* **Task statement**:
Repeat everything in the material exactly.

* **The input**:
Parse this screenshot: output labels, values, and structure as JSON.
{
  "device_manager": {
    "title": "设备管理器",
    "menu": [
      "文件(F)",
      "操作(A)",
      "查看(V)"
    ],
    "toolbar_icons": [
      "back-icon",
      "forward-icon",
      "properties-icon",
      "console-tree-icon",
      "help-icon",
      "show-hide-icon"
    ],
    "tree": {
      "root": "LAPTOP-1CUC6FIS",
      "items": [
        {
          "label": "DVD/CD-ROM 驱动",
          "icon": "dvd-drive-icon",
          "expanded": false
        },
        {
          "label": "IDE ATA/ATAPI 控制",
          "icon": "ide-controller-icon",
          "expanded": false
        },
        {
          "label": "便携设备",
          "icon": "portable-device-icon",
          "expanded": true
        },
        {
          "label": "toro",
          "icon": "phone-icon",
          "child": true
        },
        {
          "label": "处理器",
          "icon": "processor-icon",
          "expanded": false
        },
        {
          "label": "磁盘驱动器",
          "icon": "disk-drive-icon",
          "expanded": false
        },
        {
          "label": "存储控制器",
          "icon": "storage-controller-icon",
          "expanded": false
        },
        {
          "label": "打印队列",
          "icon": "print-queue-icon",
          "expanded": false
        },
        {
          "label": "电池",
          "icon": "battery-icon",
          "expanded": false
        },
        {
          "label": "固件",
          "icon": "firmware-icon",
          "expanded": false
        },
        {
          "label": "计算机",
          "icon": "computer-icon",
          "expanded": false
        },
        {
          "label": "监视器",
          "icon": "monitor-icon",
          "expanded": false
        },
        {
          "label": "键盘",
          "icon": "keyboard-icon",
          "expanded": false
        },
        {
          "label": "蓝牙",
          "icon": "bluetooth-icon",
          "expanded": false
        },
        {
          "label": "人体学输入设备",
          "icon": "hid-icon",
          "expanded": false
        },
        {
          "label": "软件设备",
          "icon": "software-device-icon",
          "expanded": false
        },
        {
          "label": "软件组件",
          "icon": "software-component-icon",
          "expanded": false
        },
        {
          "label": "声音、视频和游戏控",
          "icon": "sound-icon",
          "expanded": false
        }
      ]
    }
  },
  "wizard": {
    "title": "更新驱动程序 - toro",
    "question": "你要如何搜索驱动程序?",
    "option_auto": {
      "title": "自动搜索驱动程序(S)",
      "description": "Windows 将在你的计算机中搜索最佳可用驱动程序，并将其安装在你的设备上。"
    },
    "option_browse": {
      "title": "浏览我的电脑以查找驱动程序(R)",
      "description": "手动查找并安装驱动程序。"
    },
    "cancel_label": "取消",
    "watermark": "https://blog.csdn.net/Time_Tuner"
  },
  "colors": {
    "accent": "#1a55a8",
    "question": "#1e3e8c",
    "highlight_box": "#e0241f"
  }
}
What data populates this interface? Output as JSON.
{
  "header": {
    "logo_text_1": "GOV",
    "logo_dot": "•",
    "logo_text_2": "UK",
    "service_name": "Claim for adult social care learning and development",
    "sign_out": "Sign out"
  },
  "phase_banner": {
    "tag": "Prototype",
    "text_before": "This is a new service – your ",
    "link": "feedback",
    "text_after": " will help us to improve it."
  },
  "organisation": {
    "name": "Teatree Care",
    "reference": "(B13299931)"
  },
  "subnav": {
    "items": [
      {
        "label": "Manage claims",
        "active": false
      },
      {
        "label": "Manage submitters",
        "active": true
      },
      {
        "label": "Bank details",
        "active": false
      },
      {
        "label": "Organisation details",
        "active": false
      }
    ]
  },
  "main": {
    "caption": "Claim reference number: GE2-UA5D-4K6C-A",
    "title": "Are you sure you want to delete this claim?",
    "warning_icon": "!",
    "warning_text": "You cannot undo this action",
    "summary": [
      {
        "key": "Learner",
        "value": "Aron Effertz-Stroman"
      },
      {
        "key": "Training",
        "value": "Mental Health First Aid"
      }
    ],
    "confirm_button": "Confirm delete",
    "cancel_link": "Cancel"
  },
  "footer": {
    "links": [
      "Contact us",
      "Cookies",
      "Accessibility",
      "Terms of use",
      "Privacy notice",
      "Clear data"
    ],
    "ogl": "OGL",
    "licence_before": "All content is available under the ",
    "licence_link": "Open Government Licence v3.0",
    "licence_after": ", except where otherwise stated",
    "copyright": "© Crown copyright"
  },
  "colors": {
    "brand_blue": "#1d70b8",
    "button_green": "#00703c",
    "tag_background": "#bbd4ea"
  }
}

* **Answer**:
Parse this screenshot: output labels, values, and structure as JSON.
{
  "device_manager": {
    "title": "设备管理器",
    "menu": [
      "文件(F)",
      "操作(A)",
      "查看(V)"
    ],
    "toolbar_icons": [
      "back-icon",
      "forward-icon",
      "properties-icon",
      "console-tree-icon",
      "help-icon",
      "show-hide-icon"
    ],
    "tree": {
      "root": "LAPTOP-1CUC6FIS",
      "items": [
        {
          "label": "DVD/CD-ROM 驱动",
          "icon": "dvd-drive-icon",
          "expanded": false
        },
        {
          "label": "IDE ATA/ATAPI 控制",
          "icon": "ide-controller-icon",
          "expanded": false
        },
        {
          "label": "便携设备",
          "icon": "portable-device-icon",
          "expanded": true
        },
        {
          "label": "toro",
          "icon": "phone-icon",
          "child": true
        },
        {
          "label": "处理器",
          "icon": "processor-icon",
          "expanded": false
        },
        {
          "label": "磁盘驱动器",
          "icon": "disk-drive-icon",
          "expanded": false
        },
        {
          "label": "存储控制器",
          "icon": "storage-controller-icon",
          "expanded": false
        },
        {
          "label": "打印队列",
          "icon": "print-queue-icon",
          "expanded": false
        },
        {
          "label": "电池",
          "icon": "battery-icon",
          "expanded": false
        },
        {
          "label": "固件",
          "icon": "firmware-icon",
          "expanded": false
        },
        {
          "label": "计算机",
          "icon": "computer-icon",
          "expanded": false
        },
        {
          "label": "监视器",
          "icon": "monitor-icon",
          "expanded": false
        },
        {
          "label": "键盘",
          "icon": "keyboard-icon",
          "expanded": false
        },
        {
          "label": "蓝牙",
          "icon": "bluetooth-icon",
          "expanded": false
        },
        {
          "label": "人体学输入设备",
          "icon": "hid-icon",
          "expanded": false
        },
        {
          "label": "软件设备",
          "icon": "software-device-icon",
          "expanded": false
        },
        {
          "label": "软件组件",
          "icon": "software-component-icon",
          "expanded": false
        },
        {
          "label": "声音、视频和游戏控",
          "icon": "sound-icon",
          "expanded": false
        }
      ]
    }
  },
  "wizard": {
    "title": "更新驱动程序 - toro",
    "question": "你要如何搜索驱动程序?",
    "option_auto": {
      "title": "自动搜索驱动程序(S)",
      "description": "Windows 将在你的计算机中搜索最佳可用驱动程序，并将其安装在你的设备上。"
    },
    "option_browse": {
      "title": "浏览我的电脑以查找驱动程序(R)",
      "description": "手动查找并安装驱动程序。"
    },
    "cancel_label": "取消",
    "watermark": "https://blog.csdn.net/Time_Tuner"
  },
  "colors": {
    "accent": "#1a55a8",
    "question": "#1e3e8c",
    "highlight_box": "#e0241f"
  }
}
What data populates this interface? Output as JSON.
{
  "header": {
    "logo_text_1": "GOV",
    "logo_dot": "•",
    "logo_text_2": "UK",
    "service_name": "Claim for adult social care learning and development",
    "sign_out": "Sign out"
  },
  "phase_banner": {
    "tag": "Prototype",
    "text_before": "This is a new service – your ",
    "link": "feedback",
    "text_after": " will help us to improve it."
  },
  "organisation": {
    "name": "Teatree Care",
    "reference": "(B13299931)"
  },
  "subnav": {
    "items": [
      {
        "label": "Manage claims",
        "active": false
      },
      {
        "label": "Manage submitters",
        "active": true
      },
      {
        "label": "Bank details",
        "active": false
      },
      {
        "label": "Organisation details",
        "active": false
      }
    ]
  },
  "main": {
    "caption": "Claim reference number: GE2-UA5D-4K6C-A",
    "title": "Are you sure you want to delete this claim?",
    "warning_icon": "!",
    "warning_text": "You cannot undo this action",
    "summary": [
      {
        "key": "Learner",
        "value": "Aron Effertz-Stroman"
      },
      {
        "key": "Training",
        "value": "Mental Health First Aid"
      }
    ],
    "confirm_button": "Confirm delete",
    "cancel_link": "Cancel"
  },
  "footer": {
    "links": [
      "Contact us",
      "Cookies",
      "Accessibility",
      "Terms of use",
      "Privacy notice",
      "Clear data"
    ],
    "ogl": "OGL",
    "licence_before": "All content is available under the ",
    "licence_link": "Open Government Licence v3.0",
    "licence_after": ", except where otherwise stated",
    "copyright": "© Crown copyright"
  },
  "colors": {
    "brand_blue": "#1d70b8",
    "button_green": "#00703c",
    "tag_background": "#bbd4ea"
  }
}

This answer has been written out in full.